## What to produce
Copy out each line featuring the string "marker" from the entries beneath.

__________

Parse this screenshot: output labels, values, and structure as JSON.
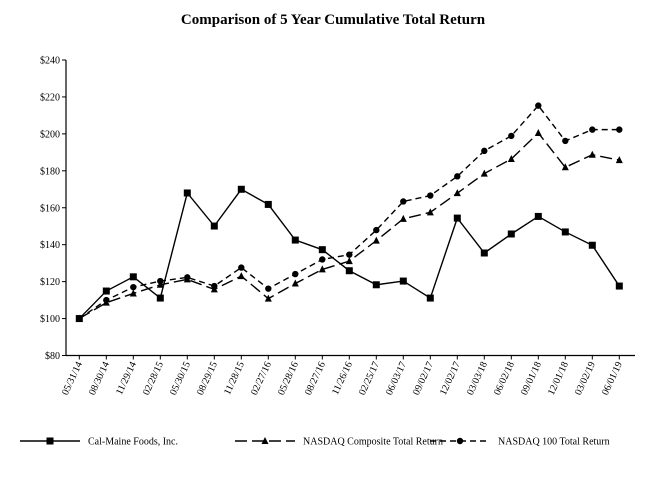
{
  "chart_data": {
    "type": "line",
    "title": "Comparison of 5 Year Cumulative Total Return",
    "xlabel": "",
    "ylabel": "",
    "ylim": [
      80,
      240
    ],
    "yticks": [
      80,
      100,
      120,
      140,
      160,
      180,
      200,
      220,
      240
    ],
    "ytick_labels": [
      "$80",
      "$100",
      "$120",
      "$140",
      "$160",
      "$180",
      "$200",
      "$220",
      "$240"
    ],
    "grid": false,
    "legend_position": "bottom",
    "categories": [
      "05/31/14",
      "08/30/14",
      "11/29/14",
      "02/28/15",
      "05/30/15",
      "08/29/15",
      "11/28/15",
      "02/27/16",
      "05/28/16",
      "08/27/16",
      "11/26/16",
      "02/25/17",
      "06/03/17",
      "09/02/17",
      "12/02/17",
      "03/03/18",
      "06/02/18",
      "09/01/18",
      "12/01/18",
      "03/02/19",
      "06/01/19"
    ],
    "series": [
      {
        "name": "Cal-Maine Foods, Inc.",
        "marker": "square",
        "line": "solid",
        "color": "#000000",
        "values": [
          100,
          114.9,
          122.6,
          111.1,
          168.0,
          150.1,
          170.0,
          161.8,
          142.5,
          137.3,
          125.9,
          118.3,
          120.3,
          111.1,
          154.4,
          135.5,
          145.8,
          155.3,
          146.9,
          139.7,
          117.6
        ]
      },
      {
        "name": "NASDAQ Composite Total Return",
        "marker": "triangle",
        "line": "long-dash",
        "color": "#000000",
        "values": [
          100,
          108.6,
          113.6,
          118.3,
          121.2,
          115.8,
          123.0,
          110.8,
          119.0,
          126.6,
          131.1,
          142.2,
          154.0,
          157.5,
          167.9,
          178.5,
          186.4,
          200.5,
          181.9,
          188.7,
          185.8
        ]
      },
      {
        "name": "NASDAQ 100 Total Return",
        "marker": "circle",
        "line": "short-dash",
        "color": "#000000",
        "values": [
          100,
          110.0,
          117.0,
          120.3,
          122.3,
          117.6,
          127.6,
          116.2,
          124.1,
          132.0,
          134.6,
          147.9,
          163.4,
          166.6,
          177.0,
          190.8,
          198.9,
          215.3,
          196.2,
          202.3,
          202.3
        ]
      }
    ]
  }
}
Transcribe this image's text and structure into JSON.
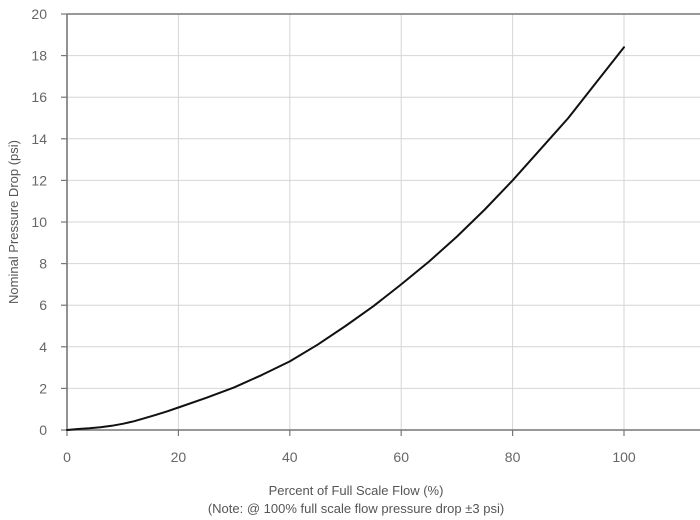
{
  "chart_data": {
    "type": "line",
    "title": "",
    "xlabel": "Percent of Full Scale Flow (%)",
    "xlabel_note": "(Note: @ 100% full scale flow pressure drop ±3 psi)",
    "ylabel": "Nominal Pressure Drop (psi)",
    "xlim": [
      0,
      115
    ],
    "ylim": [
      0,
      20
    ],
    "x_ticks": [
      0,
      20,
      40,
      60,
      80,
      100
    ],
    "y_ticks": [
      0,
      2,
      4,
      6,
      8,
      10,
      12,
      14,
      16,
      18,
      20
    ],
    "grid": true,
    "colors": {
      "line": "#111111",
      "grid": "#d6d6d6",
      "axis": "#777777",
      "text": "#666666"
    },
    "series": [
      {
        "x": [
          0,
          2,
          4,
          6,
          8,
          10,
          12,
          14,
          16,
          18,
          20,
          25,
          30,
          35,
          40,
          45,
          50,
          55,
          60,
          65,
          70,
          75,
          80,
          85,
          90,
          95,
          100
        ],
        "y": [
          0.0,
          0.05,
          0.08,
          0.13,
          0.2,
          0.3,
          0.42,
          0.57,
          0.73,
          0.9,
          1.08,
          1.55,
          2.05,
          2.65,
          3.3,
          4.1,
          5.0,
          5.95,
          7.0,
          8.1,
          9.3,
          10.6,
          12.0,
          13.5,
          15.0,
          16.7,
          18.4
        ]
      }
    ]
  }
}
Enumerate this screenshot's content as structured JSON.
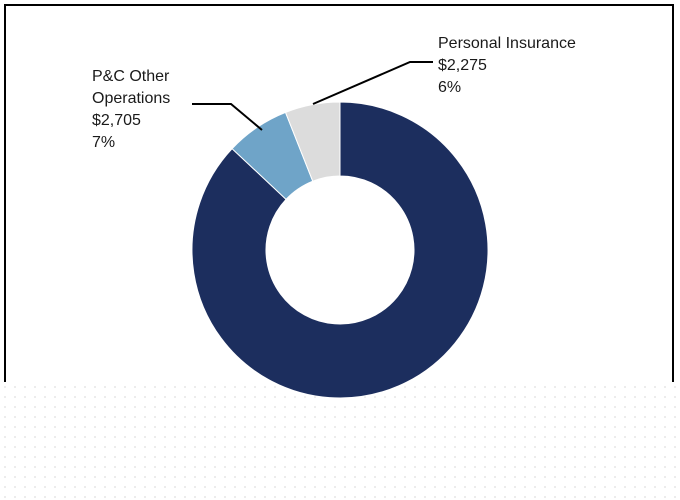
{
  "chart_data": {
    "type": "pie",
    "style": "donut",
    "slices": [
      {
        "name": "",
        "value": null,
        "percent": 87,
        "color": "#1c2e5e"
      },
      {
        "name": "P&C Other Operations",
        "value_label": "$2,705",
        "value": 2705,
        "percent_label": "7%",
        "percent": 7,
        "color": "#6fa4c8"
      },
      {
        "name": "Personal Insurance",
        "value_label": "$2,275",
        "value": 2275,
        "percent_label": "6%",
        "percent": 6,
        "color": "#dcdcdc"
      }
    ]
  },
  "labels": {
    "pc_other_line1": "P&C Other",
    "pc_other_line2": "Operations",
    "pc_other_value": "$2,705",
    "pc_other_pct": "7%",
    "personal_line1": "Personal Insurance",
    "personal_value": "$2,275",
    "personal_pct": "6%"
  }
}
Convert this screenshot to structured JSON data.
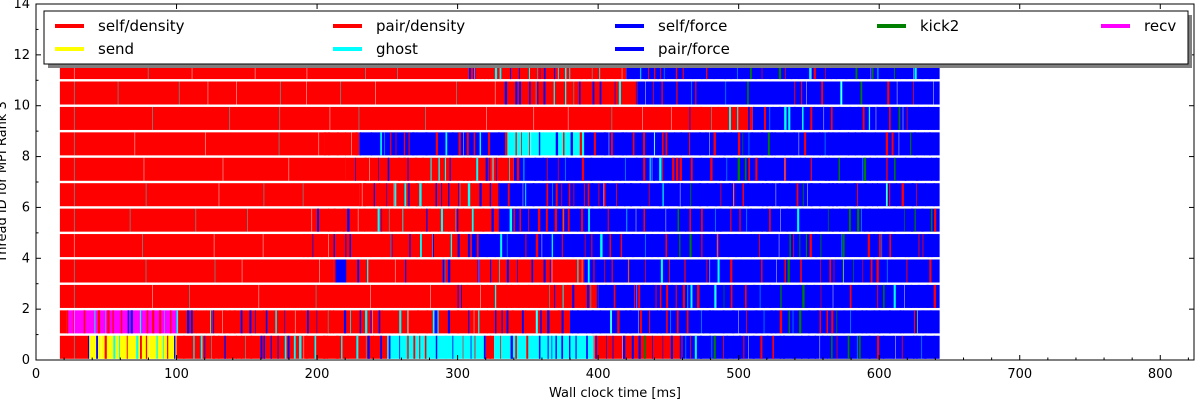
{
  "chart_data": {
    "type": "timeline",
    "xlabel": "Wall clock time [ms]",
    "ylabel": "Thread ID for MPI Rank 3",
    "xlim": [
      0,
      824
    ],
    "ylim": [
      0,
      14
    ],
    "xticks": [
      0,
      100,
      200,
      300,
      400,
      500,
      600,
      700,
      800
    ],
    "yticks": [
      0,
      2,
      4,
      6,
      8,
      10,
      12,
      14
    ],
    "grid": false,
    "legend_position": "top",
    "legend": [
      {
        "label": "self/density",
        "color": "#ff0000"
      },
      {
        "label": "pair/density",
        "color": "#ff0000"
      },
      {
        "label": "self/force",
        "color": "#0000ff"
      },
      {
        "label": "kick2",
        "color": "#008000"
      },
      {
        "label": "recv",
        "color": "#ff00ff"
      },
      {
        "label": "send",
        "color": "#ffff00"
      },
      {
        "label": "ghost",
        "color": "#00ffff"
      },
      {
        "label": "pair/force",
        "color": "#0000ff"
      }
    ],
    "threads": [
      {
        "thread": 0,
        "start": 17,
        "end": 643,
        "segments": [
          {
            "task": "self/density",
            "start": 17,
            "end": 37
          },
          {
            "task": "send",
            "start": 37,
            "end": 100
          },
          {
            "task": "pair/density",
            "start": 100,
            "end": 250
          },
          {
            "task": "ghost",
            "start": 250,
            "end": 320
          },
          {
            "task": "pair/density",
            "start": 320,
            "end": 326
          },
          {
            "task": "ghost",
            "start": 326,
            "end": 396
          },
          {
            "task": "pair/density",
            "start": 396,
            "end": 460
          },
          {
            "task": "pair/force",
            "start": 460,
            "end": 643
          }
        ]
      },
      {
        "thread": 1,
        "start": 17,
        "end": 643,
        "segments": [
          {
            "task": "pair/density",
            "start": 17,
            "end": 22
          },
          {
            "task": "recv",
            "start": 22,
            "end": 100
          },
          {
            "task": "pair/density",
            "start": 100,
            "end": 283
          },
          {
            "task": "pair/force",
            "start": 283,
            "end": 286
          },
          {
            "task": "pair/density",
            "start": 286,
            "end": 380
          },
          {
            "task": "pair/force",
            "start": 380,
            "end": 643
          }
        ]
      },
      {
        "thread": 2,
        "start": 17,
        "end": 643,
        "segments": [
          {
            "task": "self/density",
            "start": 17,
            "end": 300
          },
          {
            "task": "pair/density",
            "start": 300,
            "end": 400
          },
          {
            "task": "pair/force",
            "start": 400,
            "end": 643
          }
        ]
      },
      {
        "thread": 3,
        "start": 17,
        "end": 643,
        "segments": [
          {
            "task": "self/density",
            "start": 17,
            "end": 212
          },
          {
            "task": "pair/force",
            "start": 212,
            "end": 220
          },
          {
            "task": "pair/density",
            "start": 220,
            "end": 390
          },
          {
            "task": "pair/force",
            "start": 390,
            "end": 643
          }
        ]
      },
      {
        "thread": 4,
        "start": 17,
        "end": 643,
        "segments": [
          {
            "task": "self/density",
            "start": 17,
            "end": 190
          },
          {
            "task": "pair/density",
            "start": 190,
            "end": 310
          },
          {
            "task": "pair/force",
            "start": 310,
            "end": 643
          }
        ]
      },
      {
        "thread": 5,
        "start": 17,
        "end": 643,
        "segments": [
          {
            "task": "self/density",
            "start": 17,
            "end": 200
          },
          {
            "task": "pair/density",
            "start": 200,
            "end": 330
          },
          {
            "task": "pair/force",
            "start": 330,
            "end": 643
          }
        ]
      },
      {
        "thread": 6,
        "start": 17,
        "end": 643,
        "segments": [
          {
            "task": "self/density",
            "start": 17,
            "end": 230
          },
          {
            "task": "pair/density",
            "start": 230,
            "end": 330
          },
          {
            "task": "pair/force",
            "start": 330,
            "end": 643
          }
        ]
      },
      {
        "thread": 7,
        "start": 17,
        "end": 643,
        "segments": [
          {
            "task": "self/density",
            "start": 17,
            "end": 220
          },
          {
            "task": "pair/density",
            "start": 220,
            "end": 340
          },
          {
            "task": "pair/force",
            "start": 340,
            "end": 643
          }
        ]
      },
      {
        "thread": 8,
        "start": 17,
        "end": 643,
        "segments": [
          {
            "task": "self/density",
            "start": 17,
            "end": 205
          },
          {
            "task": "pair/density",
            "start": 205,
            "end": 230
          },
          {
            "task": "pair/force",
            "start": 230,
            "end": 334
          },
          {
            "task": "ghost",
            "start": 334,
            "end": 390
          },
          {
            "task": "pair/force",
            "start": 390,
            "end": 643
          }
        ]
      },
      {
        "thread": 9,
        "start": 17,
        "end": 643,
        "segments": [
          {
            "task": "self/density",
            "start": 17,
            "end": 465
          },
          {
            "task": "pair/density",
            "start": 465,
            "end": 510
          },
          {
            "task": "pair/force",
            "start": 510,
            "end": 643
          }
        ]
      },
      {
        "thread": 10,
        "start": 17,
        "end": 643,
        "segments": [
          {
            "task": "self/density",
            "start": 17,
            "end": 428
          },
          {
            "task": "pair/force",
            "start": 428,
            "end": 643
          }
        ]
      },
      {
        "thread": 11,
        "start": 17,
        "end": 643,
        "segments": [
          {
            "task": "self/density",
            "start": 17,
            "end": 308
          },
          {
            "task": "pair/density",
            "start": 308,
            "end": 420
          },
          {
            "task": "pair/force",
            "start": 420,
            "end": 643
          }
        ]
      }
    ]
  }
}
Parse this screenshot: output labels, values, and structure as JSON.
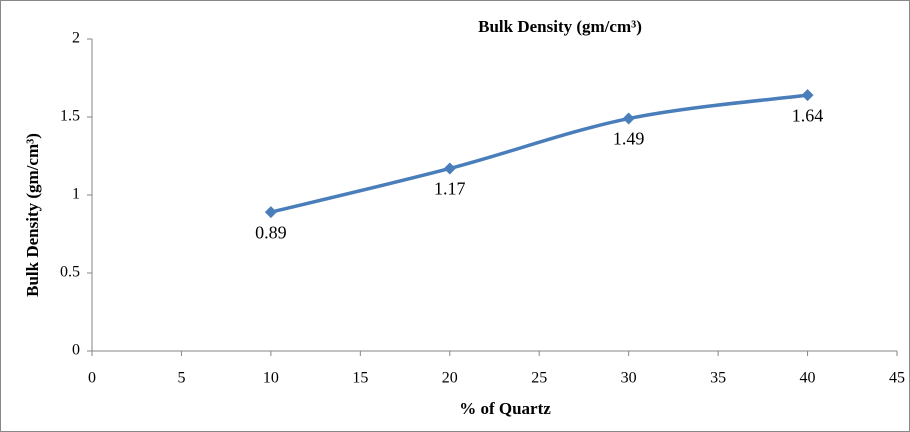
{
  "chart_data": {
    "type": "line",
    "title": "Bulk Density (gm/cm³)",
    "xlabel": "% of Quartz",
    "ylabel": "Bulk Density (gm/cm³)",
    "x": [
      10,
      20,
      30,
      40
    ],
    "values": [
      0.89,
      1.17,
      1.49,
      1.64
    ],
    "color": "#4a7ebb",
    "xlim": [
      0,
      45
    ],
    "xticks": [
      0,
      5,
      10,
      15,
      20,
      25,
      30,
      35,
      40,
      45
    ],
    "ylim": [
      0,
      2
    ],
    "yticks": [
      0,
      0.5,
      1,
      1.5,
      2
    ],
    "grid": false,
    "data_labels": true,
    "smooth": true
  }
}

__________

## Task result
        "marker": "square",
        "marker": "triangle",
        "marker": "circle",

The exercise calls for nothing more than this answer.